Your instructions:
Drop all images and give the records again exactly.

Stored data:

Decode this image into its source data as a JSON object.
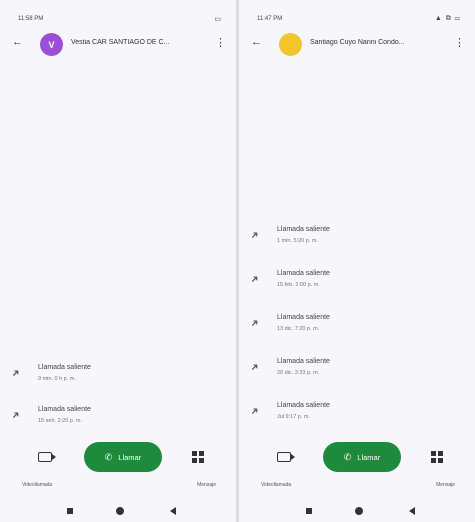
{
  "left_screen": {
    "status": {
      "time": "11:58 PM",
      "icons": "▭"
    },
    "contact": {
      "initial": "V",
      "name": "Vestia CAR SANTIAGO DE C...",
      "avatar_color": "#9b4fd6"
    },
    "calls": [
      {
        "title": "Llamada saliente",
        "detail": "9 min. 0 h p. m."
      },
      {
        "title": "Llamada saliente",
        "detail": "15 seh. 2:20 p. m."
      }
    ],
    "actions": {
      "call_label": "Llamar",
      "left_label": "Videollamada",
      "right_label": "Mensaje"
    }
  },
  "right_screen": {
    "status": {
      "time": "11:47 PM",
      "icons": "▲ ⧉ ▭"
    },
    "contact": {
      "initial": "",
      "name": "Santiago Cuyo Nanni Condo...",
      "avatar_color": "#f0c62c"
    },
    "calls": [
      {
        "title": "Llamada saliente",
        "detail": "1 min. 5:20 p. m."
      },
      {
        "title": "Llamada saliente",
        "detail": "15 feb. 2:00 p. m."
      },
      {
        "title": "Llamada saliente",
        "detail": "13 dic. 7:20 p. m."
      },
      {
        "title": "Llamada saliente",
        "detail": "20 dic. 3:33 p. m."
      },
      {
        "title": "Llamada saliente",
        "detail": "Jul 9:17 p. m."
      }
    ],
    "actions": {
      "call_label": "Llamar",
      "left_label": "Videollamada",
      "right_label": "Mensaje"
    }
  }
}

Answer for the task:
Decode this image into its source data as a JSON object.
{
  "left_screen": {
    "status": {
      "time": "11:58 PM",
      "icons": "▭"
    },
    "contact": {
      "initial": "V",
      "name": "Vestia CAR SANTIAGO DE C...",
      "avatar_color": "#9b4fd6"
    },
    "calls": [
      {
        "title": "Llamada saliente",
        "detail": "9 min. 0 h p. m."
      },
      {
        "title": "Llamada saliente",
        "detail": "15 seh. 2:20 p. m."
      }
    ],
    "actions": {
      "call_label": "Llamar",
      "left_label": "Videollamada",
      "right_label": "Mensaje"
    }
  },
  "right_screen": {
    "status": {
      "time": "11:47 PM",
      "icons": "▲ ⧉ ▭"
    },
    "contact": {
      "initial": "",
      "name": "Santiago Cuyo Nanni Condo...",
      "avatar_color": "#f0c62c"
    },
    "calls": [
      {
        "title": "Llamada saliente",
        "detail": "1 min. 5:20 p. m."
      },
      {
        "title": "Llamada saliente",
        "detail": "15 feb. 2:00 p. m."
      },
      {
        "title": "Llamada saliente",
        "detail": "13 dic. 7:20 p. m."
      },
      {
        "title": "Llamada saliente",
        "detail": "20 dic. 3:33 p. m."
      },
      {
        "title": "Llamada saliente",
        "detail": "Jul 9:17 p. m."
      }
    ],
    "actions": {
      "call_label": "Llamar",
      "left_label": "Videollamada",
      "right_label": "Mensaje"
    }
  }
}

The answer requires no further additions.